◆ Texte source

────────

En effet, l'autre argumentation du Nigeria visait à démontrer que même si l'accord anglo-allemand du 11 mars 1913 était applicable, il n'était pas valide en ce qui concerne les dispositions relatives à Bakassi. Le Cameroun pour sa part demeurait fidèle à sa démarche juridique qui consacrait la validité de cet accord dans son entièreté. Face à cette diversité des vues des parties (I), la Cour va adopter une solution consacrant la thèse Camerounaise (II).

I- RAPPEL DES ARGUMENTATIONS DES PARTIES

Comme nous l'avons souligné, le Nigeria estimait que l'accord du 11 mars 1913 ne devait pas être retenu par la Cour en ce qui concerne le délimitation de la frontière terrestre à Bakassi pour plusieurs motifs (A), tandis que le Cameroun fondait l'essentiel de sa plaidoirie sur ledit accord (B).

120 Lire ces développements à la page 99 de l'arrêt, par. 199.

121 Voir, arrêt 10 octobre 2002, p. 113, par. 225.

A- LES ARGUMENTS NIGERIANS DE L'INVALIDITE DE L'ACCORD DU 11 MARS 1913 122

D'une manière générale le Nigeria estimait que le titre à Bakassi appartenait en 1913 aux rois et chefs du Vieux-Calabar et qu'il fut conservé par eux jusqu'à ce que ce territoire revienne au Nigeria lors de l'indépendance. La Grande-Bretagne n'aurait dès lors pas été en mesure de transmettre son titre sur Bakassi du fait qu'elle n'avait aucun titre à transmettre ; conformément à l'adage latin « Nemo dat quod non habet » qui signifie « personne ne peut transférer la propriété d'une chose qui ne lui appartient pas ».

En fait la Partie nigériane faisait constater à la Cour que le traité de protectorat conclu le 10 septembre 1884 entre la Grande-Bretagne et les rois et chefs du Vieux-Calabar ne conférait pas à celle-là, la souveraineté sur les territoires de ceux-ci. Que les rois et chefs du Vieux-Calabar auraient conservé leur statut d' « entités indépendantes ayant la personnalité juridique internationale », y compris le pouvoir d'entrer en relations avec des « nation(s) ou puissance(s) étrangère(s) », même si le traité subordonnait cette éventualité à l'obtention de l'agrément de l'Etat protecteur, la Grande-Bretagne123.

────────

◆ Enregistrements à traiter
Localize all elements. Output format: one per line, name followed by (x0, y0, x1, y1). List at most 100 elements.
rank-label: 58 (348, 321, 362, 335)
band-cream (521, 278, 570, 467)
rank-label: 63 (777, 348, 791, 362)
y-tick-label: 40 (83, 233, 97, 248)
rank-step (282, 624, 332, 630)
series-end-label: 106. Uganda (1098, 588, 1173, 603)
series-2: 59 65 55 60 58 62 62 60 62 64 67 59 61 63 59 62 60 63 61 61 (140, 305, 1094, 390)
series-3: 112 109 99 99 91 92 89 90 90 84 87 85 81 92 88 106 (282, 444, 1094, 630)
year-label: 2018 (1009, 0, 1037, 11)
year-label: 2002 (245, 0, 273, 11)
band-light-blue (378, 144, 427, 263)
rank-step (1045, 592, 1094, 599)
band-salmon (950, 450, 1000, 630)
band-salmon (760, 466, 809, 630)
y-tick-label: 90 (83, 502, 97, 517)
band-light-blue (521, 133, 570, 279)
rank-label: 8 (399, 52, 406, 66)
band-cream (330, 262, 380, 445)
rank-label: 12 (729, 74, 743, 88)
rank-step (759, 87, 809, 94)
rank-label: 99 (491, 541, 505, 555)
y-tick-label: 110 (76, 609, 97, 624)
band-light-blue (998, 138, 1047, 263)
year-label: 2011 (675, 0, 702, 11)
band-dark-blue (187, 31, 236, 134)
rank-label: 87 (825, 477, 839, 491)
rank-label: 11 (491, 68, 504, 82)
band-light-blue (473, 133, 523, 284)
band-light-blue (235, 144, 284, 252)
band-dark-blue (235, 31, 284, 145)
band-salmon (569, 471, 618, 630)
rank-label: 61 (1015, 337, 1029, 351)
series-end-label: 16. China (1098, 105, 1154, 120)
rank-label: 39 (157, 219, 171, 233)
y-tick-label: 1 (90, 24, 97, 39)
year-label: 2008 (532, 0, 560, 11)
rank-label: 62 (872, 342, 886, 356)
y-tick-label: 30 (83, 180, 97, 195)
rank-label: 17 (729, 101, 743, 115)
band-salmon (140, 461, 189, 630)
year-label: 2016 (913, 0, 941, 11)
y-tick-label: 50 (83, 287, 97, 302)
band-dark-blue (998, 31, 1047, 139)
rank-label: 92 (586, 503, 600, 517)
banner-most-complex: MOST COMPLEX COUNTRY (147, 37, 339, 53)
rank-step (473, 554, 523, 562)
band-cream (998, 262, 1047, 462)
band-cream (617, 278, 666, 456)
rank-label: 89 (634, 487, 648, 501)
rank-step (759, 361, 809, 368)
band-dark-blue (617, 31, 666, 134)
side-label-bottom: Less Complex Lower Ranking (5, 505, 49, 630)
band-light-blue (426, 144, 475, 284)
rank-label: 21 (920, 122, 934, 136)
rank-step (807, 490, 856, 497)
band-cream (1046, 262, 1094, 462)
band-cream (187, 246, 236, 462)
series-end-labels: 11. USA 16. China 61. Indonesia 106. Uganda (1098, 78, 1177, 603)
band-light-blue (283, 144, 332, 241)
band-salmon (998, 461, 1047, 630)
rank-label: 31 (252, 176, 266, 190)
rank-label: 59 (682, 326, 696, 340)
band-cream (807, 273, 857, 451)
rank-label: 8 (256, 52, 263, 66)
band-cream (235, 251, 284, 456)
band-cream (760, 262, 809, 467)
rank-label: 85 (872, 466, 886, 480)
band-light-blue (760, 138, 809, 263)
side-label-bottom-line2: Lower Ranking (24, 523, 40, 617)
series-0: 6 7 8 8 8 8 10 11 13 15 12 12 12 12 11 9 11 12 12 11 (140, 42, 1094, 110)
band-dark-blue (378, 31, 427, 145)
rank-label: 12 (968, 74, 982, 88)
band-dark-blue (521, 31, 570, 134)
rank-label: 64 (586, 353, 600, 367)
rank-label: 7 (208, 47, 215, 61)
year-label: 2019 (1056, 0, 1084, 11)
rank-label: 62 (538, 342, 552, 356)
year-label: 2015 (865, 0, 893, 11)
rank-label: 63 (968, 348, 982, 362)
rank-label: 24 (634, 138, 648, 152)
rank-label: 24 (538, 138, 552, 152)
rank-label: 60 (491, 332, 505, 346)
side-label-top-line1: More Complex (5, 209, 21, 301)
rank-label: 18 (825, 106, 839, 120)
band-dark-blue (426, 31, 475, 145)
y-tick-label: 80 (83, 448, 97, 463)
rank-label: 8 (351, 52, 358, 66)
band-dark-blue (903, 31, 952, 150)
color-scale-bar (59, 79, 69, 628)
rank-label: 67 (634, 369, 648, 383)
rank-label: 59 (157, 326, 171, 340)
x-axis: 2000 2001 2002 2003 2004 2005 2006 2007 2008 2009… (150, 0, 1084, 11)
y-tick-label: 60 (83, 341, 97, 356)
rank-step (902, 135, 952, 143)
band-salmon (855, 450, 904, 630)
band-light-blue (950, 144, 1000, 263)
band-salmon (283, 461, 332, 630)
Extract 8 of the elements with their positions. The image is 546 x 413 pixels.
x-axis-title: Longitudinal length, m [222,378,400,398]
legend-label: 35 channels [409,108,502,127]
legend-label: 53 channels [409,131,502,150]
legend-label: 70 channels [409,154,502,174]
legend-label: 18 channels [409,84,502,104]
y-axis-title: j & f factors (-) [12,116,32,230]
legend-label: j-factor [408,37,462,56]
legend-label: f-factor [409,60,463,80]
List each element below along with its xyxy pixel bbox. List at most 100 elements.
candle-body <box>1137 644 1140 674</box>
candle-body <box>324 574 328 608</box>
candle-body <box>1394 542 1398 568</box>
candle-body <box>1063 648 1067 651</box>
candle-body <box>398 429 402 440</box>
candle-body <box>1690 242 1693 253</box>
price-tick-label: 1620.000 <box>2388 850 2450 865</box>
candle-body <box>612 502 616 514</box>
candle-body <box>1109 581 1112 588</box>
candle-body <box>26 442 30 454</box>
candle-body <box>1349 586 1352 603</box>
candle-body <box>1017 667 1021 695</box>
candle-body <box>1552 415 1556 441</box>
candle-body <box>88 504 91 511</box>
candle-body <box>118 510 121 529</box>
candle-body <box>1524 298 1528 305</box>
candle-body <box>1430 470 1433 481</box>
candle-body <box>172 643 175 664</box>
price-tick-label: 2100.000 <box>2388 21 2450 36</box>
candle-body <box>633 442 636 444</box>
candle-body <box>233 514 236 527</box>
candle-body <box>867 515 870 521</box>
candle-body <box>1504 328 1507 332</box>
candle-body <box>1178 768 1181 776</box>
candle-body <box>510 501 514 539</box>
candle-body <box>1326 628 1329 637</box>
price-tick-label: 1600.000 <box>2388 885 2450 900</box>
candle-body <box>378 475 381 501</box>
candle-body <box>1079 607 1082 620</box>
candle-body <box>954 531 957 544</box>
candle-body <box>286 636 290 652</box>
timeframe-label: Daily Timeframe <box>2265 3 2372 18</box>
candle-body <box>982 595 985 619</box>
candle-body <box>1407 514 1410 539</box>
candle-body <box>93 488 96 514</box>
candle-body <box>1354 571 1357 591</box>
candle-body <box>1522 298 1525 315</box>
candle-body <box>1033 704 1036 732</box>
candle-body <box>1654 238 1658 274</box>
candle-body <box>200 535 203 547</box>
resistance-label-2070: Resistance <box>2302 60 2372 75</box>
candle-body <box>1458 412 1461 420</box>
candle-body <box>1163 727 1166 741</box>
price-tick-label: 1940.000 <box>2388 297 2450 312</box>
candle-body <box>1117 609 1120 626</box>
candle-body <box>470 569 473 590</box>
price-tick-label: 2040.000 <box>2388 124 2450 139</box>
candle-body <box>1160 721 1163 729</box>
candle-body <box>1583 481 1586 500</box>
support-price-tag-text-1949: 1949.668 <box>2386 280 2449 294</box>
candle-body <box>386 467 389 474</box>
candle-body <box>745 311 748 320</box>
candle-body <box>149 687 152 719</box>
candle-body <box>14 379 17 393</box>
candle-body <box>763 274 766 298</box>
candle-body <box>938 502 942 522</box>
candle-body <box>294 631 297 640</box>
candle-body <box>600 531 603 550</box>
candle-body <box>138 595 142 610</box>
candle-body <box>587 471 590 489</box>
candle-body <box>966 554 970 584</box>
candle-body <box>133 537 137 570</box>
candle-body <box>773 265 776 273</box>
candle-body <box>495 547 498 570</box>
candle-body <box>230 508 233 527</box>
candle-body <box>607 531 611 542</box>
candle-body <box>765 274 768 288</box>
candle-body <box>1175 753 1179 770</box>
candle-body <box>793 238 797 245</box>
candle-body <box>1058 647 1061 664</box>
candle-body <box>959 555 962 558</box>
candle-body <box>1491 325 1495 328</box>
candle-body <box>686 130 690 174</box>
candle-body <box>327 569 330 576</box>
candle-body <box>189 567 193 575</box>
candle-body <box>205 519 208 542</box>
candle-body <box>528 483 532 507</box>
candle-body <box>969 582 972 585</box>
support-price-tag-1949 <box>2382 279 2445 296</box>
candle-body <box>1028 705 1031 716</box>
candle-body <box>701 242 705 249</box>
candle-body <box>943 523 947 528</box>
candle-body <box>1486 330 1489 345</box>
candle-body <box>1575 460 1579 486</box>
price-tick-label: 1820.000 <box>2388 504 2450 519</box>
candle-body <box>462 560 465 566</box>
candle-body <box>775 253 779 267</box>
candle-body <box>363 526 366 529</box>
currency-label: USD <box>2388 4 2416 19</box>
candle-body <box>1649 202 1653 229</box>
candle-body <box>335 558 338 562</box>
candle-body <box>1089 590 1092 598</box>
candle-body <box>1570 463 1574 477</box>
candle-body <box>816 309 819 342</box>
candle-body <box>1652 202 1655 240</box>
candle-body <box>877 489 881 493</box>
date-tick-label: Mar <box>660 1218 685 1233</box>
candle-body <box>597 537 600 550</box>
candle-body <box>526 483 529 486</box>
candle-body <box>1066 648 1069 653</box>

────────

◆ Énoncé A
Dans l'extrait sur Bakassi, reprenez le passage allant de "I- RAPPEL DES" jusqu'à "113, par. 225." en substituant "argumentation" à "plaidoirie".
◆ Énoncé B
Recopiez sans modification les enregistrements depuis leur début jusqu'à la ligne contenant "band-light-blue (378, 144, 427, 263)", celle-ci comprise.

◆ Réponse attendue A
I- RAPPEL DES ARGUMENTATIONS DES PARTIES

Comme nous l'avons souligné, le Nigeria estimait que l'accord du 11 mars 1913 ne devait pas être retenu par la Cour en ce qui concerne le délimitation de la frontière terrestre à Bakassi pour plusieurs motifs (A), tandis que le Cameroun fondait l'essentiel de sa argumentation sur ledit accord (B).

120 Lire ces développements à la page 99 de l'arrêt, par. 199.

121 Voir, arrêt 10 octobre 2002, p. 113, par. 225.

◆ Réponse attendue B
Localize all elements. Output format: one per line, name followed by (x0, y0, x1, y1). List at most 100 elements.
rank-label: 58 (348, 321, 362, 335)
band-cream (521, 278, 570, 467)
rank-label: 63 (777, 348, 791, 362)
y-tick-label: 40 (83, 233, 97, 248)
rank-step (282, 624, 332, 630)
series-end-label: 106. Uganda (1098, 588, 1173, 603)
series-2: 59 65 55 60 58 62 62 60 62 64 67 59 61 63 59 62 60 63 61 61 (140, 305, 1094, 390)
series-3: 112 109 99 99 91 92 89 90 90 84 87 85 81 92 88 106 (282, 444, 1094, 630)
year-label: 2018 (1009, 0, 1037, 11)
year-label: 2002 (245, 0, 273, 11)
band-light-blue (378, 144, 427, 263)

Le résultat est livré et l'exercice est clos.